*PERINTAH A*
Tuliskan baris-baris catatan di bawah sebagai daftar bernomor tanpa baris kosong, mulai dari awal catatan hingga baris yang memuat "343, 767, 420]", kedua ujungnya ikut dihitung.

= = = = =

Mendekati zina dengan cara apapun, adalah proses penggerogotan terhadap fitrah. Dan sudah terbukti bahwa pergaulan bebas telah melahirkan banyak bencana. Tidak saja pada hancurnya harga diri sebagai manusia, melainkan juga hancurnya kemanusiaan itu sendiri. Tidak jarang kasus seorang ibu yang membuang janinnya ke selokan, ke tong sampah, bahkan dengan sengaja membunuhnya, hanya karena merasa malu menggendong anaknya dari hasil zina.

Perhatikan bagaimanan akibat yang harus diterima ketika institusi pernikahan sebagai fitrah diabaikan. Bisa dibayangkan apa akibat yang akan terjadi jika semua manusia melakukan cara yang sama. Ustadz Fuad Shaleh dalam bukunya liman yuridduz zawaj mengatakan, “Orang yang hidup melajang biasanya sering tidak normal: baik cara berpikir, impian, dan sikapnya. Ia mudah terpedaya oleh syetan, lebih dari mereka yang telah menikah.”




Menikah Itu Ibadah

Dalam surat Ar-Rum: 21, Allah menyebutkan pentingnya mempertahankan hakikat pernikahan dengan sederet bukti-bukti kekuasaan-Nya di alam semesta. Ini menunjukkan bahwa dengan menikah kita telah menegakkan satu sisi dari bukti kekusaan Allah swt. Dalam sebuah kesempatan Rasulullah saw. lebih menguatkan makna pernikahan sebagai ibadah, “Bila seorang menikah berarti ia telah melengkapi separuh dari agamanya, maka hendaknya ia bertakwa kepada Allah pada paruh yang tersisa.” (HR. Baihaqi, hadits Hasan)

= = = = =

*PERINTAH B*
Menurut teks tentang pernikahan ini, dalam surat apa Allah menyebutkan pentingnya mempertahankan hakikat pernikahan?

*CUPLIKAN DATA*
= = = = =

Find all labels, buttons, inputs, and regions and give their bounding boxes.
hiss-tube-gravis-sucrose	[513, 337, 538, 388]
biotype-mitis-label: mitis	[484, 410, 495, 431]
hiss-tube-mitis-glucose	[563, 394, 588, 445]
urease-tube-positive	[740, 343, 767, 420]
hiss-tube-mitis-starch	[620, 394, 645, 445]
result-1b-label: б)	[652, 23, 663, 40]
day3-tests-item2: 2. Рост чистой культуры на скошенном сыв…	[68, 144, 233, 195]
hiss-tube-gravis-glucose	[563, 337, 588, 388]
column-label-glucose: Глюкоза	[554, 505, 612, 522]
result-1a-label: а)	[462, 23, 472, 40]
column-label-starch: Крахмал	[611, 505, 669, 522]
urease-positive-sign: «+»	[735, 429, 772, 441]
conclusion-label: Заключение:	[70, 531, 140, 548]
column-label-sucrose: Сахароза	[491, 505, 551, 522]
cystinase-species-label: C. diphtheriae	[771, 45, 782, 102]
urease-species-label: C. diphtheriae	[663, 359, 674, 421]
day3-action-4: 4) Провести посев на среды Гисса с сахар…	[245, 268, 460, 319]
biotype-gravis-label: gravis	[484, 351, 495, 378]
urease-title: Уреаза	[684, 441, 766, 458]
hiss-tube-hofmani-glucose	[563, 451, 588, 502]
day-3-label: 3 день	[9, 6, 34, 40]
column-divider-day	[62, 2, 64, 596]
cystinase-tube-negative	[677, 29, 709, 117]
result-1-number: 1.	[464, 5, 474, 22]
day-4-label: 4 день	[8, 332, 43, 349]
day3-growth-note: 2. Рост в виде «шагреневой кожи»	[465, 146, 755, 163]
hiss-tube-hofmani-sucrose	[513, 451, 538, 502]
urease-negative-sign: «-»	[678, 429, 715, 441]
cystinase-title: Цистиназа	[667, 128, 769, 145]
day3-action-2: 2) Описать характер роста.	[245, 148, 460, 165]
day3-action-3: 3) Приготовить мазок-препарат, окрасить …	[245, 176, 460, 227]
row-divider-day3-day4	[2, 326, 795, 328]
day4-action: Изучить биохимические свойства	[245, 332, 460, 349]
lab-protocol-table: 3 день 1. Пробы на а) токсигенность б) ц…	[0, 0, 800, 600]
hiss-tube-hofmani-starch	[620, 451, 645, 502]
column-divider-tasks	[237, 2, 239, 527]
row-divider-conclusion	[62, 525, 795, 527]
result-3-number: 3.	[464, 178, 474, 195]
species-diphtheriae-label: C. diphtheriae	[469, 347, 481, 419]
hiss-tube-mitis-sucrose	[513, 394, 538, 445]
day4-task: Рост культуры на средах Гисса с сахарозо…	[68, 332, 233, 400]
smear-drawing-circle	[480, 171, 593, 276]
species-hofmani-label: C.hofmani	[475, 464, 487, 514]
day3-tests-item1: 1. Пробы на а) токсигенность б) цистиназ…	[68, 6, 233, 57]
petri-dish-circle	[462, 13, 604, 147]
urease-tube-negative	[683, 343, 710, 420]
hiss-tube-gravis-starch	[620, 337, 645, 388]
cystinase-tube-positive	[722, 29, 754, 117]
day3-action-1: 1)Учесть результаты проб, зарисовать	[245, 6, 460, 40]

= = = = =

*JAWABAN A*
1. Find all labels, buttons, inputs, and regions and give their bounding boxes.
2. hiss-tube-gravis-sucrose	[513, 337, 538, 388]
3. biotype-mitis-label: mitis	[484, 410, 495, 431]
4. hiss-tube-mitis-glucose	[563, 394, 588, 445]
5. urease-tube-positive	[740, 343, 767, 420]

*JAWABAN B*
Dalam surat Ar-Rum: 21.